- _Task statement_:
Select every line containing the word "çekimi" from the material, and copy those lines.

[Records from a data collection]
━━━━━━━━

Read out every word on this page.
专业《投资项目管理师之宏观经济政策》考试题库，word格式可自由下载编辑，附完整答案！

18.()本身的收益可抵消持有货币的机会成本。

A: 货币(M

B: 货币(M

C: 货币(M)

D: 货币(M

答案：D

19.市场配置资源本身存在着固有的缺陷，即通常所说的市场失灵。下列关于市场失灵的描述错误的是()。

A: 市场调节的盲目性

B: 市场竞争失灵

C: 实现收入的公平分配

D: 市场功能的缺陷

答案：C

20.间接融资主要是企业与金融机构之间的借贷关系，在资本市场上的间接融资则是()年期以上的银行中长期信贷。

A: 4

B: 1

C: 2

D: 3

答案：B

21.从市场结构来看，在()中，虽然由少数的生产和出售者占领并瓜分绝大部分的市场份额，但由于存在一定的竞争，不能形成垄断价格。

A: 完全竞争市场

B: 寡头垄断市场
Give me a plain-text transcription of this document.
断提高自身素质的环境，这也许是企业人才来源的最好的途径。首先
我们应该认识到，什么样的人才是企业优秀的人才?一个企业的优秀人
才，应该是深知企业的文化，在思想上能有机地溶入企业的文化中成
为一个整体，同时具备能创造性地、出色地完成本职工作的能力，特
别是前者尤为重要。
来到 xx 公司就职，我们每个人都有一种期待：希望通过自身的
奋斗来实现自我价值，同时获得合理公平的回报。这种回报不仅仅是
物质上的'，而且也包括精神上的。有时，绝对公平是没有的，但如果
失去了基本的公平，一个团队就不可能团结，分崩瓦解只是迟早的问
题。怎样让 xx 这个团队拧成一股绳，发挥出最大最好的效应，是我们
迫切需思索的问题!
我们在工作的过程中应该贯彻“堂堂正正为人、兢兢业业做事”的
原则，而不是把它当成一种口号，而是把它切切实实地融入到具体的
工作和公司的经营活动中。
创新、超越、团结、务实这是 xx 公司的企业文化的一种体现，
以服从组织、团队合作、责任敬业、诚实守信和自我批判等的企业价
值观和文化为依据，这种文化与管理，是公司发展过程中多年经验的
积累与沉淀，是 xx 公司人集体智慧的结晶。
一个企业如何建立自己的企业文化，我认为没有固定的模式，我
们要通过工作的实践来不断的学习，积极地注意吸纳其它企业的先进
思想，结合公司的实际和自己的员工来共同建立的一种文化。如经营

━━━━━━━━

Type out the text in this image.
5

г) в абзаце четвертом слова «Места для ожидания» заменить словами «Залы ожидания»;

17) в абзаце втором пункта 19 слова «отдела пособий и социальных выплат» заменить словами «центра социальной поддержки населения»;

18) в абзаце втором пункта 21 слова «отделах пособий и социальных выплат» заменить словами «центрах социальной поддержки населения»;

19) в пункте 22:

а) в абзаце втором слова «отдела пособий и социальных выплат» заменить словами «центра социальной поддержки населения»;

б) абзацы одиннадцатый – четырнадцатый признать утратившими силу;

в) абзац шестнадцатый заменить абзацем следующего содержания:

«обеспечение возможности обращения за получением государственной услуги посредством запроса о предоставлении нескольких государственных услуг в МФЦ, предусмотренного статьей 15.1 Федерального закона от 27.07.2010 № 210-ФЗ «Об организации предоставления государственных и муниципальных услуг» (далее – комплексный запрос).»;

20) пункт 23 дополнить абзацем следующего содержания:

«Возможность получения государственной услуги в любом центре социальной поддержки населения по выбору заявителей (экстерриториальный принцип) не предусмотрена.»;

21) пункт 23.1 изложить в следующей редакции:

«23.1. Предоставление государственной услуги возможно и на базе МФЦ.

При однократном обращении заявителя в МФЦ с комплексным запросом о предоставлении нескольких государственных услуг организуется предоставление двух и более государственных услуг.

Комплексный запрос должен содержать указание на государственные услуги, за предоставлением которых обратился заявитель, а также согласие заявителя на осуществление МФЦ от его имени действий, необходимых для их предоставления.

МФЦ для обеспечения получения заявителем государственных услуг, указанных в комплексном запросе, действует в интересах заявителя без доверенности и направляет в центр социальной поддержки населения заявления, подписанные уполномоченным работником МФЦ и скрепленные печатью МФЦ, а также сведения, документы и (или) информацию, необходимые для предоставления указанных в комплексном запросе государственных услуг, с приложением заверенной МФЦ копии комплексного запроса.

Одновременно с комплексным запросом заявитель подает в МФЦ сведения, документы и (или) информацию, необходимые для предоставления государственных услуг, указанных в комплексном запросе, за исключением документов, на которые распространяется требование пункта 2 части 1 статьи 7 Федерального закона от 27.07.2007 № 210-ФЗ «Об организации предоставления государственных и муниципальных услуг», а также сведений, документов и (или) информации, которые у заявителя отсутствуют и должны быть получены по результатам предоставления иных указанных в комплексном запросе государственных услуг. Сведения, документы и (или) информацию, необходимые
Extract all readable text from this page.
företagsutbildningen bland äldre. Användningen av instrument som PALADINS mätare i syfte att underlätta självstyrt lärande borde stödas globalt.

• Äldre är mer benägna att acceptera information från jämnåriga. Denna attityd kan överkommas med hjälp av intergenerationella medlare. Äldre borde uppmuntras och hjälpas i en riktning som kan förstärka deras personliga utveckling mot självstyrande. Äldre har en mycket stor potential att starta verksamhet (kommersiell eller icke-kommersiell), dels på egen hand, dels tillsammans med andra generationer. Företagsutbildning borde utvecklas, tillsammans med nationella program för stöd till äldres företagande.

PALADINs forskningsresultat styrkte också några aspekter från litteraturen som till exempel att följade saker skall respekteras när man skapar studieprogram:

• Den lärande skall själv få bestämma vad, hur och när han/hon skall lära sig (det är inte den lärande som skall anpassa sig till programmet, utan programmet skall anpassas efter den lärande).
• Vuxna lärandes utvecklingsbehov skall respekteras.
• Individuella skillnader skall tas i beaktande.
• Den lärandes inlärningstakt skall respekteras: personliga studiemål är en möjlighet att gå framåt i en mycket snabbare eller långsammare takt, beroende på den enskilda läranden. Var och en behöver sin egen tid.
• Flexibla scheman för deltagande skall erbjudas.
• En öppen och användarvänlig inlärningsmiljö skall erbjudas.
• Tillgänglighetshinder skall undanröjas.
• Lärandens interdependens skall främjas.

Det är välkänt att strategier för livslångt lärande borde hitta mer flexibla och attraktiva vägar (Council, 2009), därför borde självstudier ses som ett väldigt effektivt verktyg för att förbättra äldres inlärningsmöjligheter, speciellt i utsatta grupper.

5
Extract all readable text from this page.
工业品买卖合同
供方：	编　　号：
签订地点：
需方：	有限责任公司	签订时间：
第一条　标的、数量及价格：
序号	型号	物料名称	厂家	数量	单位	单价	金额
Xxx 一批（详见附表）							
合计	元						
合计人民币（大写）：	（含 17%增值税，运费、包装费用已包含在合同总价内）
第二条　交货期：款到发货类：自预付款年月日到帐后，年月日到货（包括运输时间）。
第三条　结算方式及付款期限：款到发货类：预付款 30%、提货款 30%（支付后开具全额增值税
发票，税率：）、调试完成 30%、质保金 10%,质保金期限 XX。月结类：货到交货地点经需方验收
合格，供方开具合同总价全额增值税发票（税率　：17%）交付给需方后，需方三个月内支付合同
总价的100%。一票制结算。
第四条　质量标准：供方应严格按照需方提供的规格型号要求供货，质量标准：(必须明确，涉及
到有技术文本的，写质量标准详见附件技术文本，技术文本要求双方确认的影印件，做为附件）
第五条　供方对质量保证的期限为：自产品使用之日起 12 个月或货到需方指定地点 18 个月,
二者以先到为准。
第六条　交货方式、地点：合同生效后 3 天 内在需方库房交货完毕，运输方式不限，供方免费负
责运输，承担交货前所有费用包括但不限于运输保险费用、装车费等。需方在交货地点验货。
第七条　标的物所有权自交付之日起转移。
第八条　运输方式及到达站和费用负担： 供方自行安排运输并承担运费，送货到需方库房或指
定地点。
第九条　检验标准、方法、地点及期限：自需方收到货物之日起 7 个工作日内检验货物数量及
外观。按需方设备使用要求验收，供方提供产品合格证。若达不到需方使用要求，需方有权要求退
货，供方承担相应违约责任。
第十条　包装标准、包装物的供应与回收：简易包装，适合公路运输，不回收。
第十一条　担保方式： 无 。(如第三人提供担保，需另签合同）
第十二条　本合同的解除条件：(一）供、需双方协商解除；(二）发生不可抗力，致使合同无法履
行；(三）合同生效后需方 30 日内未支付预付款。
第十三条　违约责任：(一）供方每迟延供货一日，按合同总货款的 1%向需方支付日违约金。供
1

━━━━━━━━

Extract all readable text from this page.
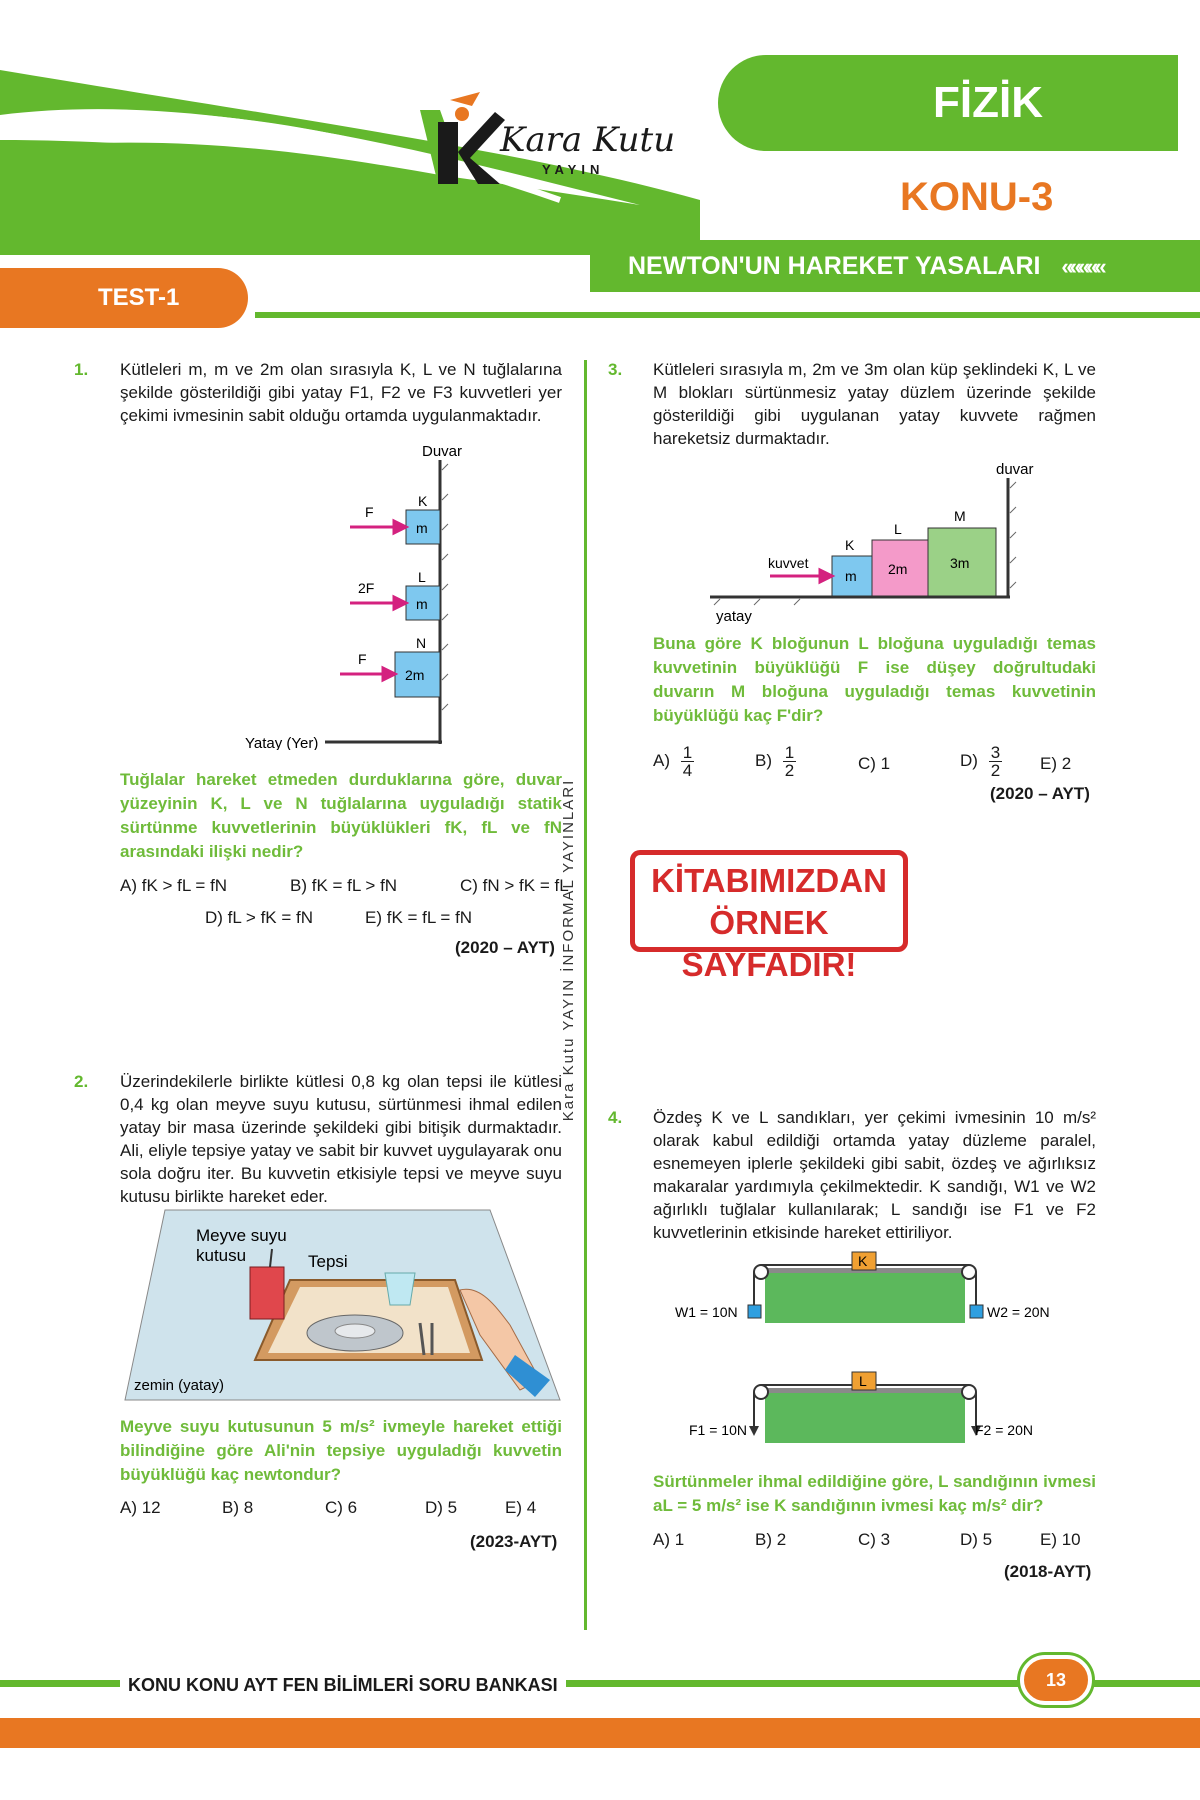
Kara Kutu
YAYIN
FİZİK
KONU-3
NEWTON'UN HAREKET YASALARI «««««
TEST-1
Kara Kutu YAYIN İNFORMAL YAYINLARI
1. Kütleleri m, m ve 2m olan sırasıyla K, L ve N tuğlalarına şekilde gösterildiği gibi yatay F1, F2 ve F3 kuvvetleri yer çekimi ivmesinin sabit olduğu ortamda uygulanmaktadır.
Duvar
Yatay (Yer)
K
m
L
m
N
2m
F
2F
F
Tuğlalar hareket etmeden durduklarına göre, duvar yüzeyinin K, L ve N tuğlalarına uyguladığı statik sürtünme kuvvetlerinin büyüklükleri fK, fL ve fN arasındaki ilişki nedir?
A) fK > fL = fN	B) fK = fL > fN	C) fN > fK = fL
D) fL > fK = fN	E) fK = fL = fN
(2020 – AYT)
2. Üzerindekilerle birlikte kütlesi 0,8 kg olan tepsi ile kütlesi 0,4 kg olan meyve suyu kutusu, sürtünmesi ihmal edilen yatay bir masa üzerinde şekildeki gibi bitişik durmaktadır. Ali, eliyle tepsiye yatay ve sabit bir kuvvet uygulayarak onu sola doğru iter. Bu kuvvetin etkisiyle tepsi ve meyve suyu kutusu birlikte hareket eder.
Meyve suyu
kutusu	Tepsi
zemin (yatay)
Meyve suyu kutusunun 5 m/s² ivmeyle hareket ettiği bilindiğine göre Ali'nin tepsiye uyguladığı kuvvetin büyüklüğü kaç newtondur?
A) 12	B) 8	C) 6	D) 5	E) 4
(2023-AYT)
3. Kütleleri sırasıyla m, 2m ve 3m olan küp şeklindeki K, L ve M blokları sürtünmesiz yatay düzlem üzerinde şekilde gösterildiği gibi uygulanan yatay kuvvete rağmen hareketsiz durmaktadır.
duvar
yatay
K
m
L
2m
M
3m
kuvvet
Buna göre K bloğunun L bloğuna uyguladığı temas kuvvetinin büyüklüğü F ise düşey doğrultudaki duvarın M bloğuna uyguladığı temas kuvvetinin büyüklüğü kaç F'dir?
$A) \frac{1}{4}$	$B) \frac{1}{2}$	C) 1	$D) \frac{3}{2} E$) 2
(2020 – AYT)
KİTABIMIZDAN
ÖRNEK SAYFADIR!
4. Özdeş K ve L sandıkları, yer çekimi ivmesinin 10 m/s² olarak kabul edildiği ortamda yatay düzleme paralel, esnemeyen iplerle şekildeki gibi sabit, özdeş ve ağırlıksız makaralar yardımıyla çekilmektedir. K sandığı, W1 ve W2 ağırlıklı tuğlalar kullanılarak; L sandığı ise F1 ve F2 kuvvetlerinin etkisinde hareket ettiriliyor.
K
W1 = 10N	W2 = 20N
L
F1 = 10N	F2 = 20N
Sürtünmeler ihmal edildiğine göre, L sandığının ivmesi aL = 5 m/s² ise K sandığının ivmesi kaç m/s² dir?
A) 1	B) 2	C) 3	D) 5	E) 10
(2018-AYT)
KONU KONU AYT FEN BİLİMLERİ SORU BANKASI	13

━━━━━━━━

- _Correct result_:
1. Kütleleri m, m ve 2m olan sırasıyla K, L ve N tuğlalarına şekilde gösterildiği gibi yatay F1, F2 ve F3 kuvvetleri yer çekimi ivmesinin sabit olduğu ortamda uygulanmaktadır.
4. Özdeş K ve L sandıkları, yer çekimi ivmesinin 10 m/s² olarak kabul edildiği ortamda yatay düzleme paralel, esnemeyen iplerle şekildeki gibi sabit, özdeş ve ağırlıksız makaralar yardımıyla çekilmektedir. K sandığı, W1 ve W2 ağırlıklı tuğlalar kullanılarak; L sandığı ise F1 ve F2 kuvvetlerinin etkisinde hareket ettiriliyor.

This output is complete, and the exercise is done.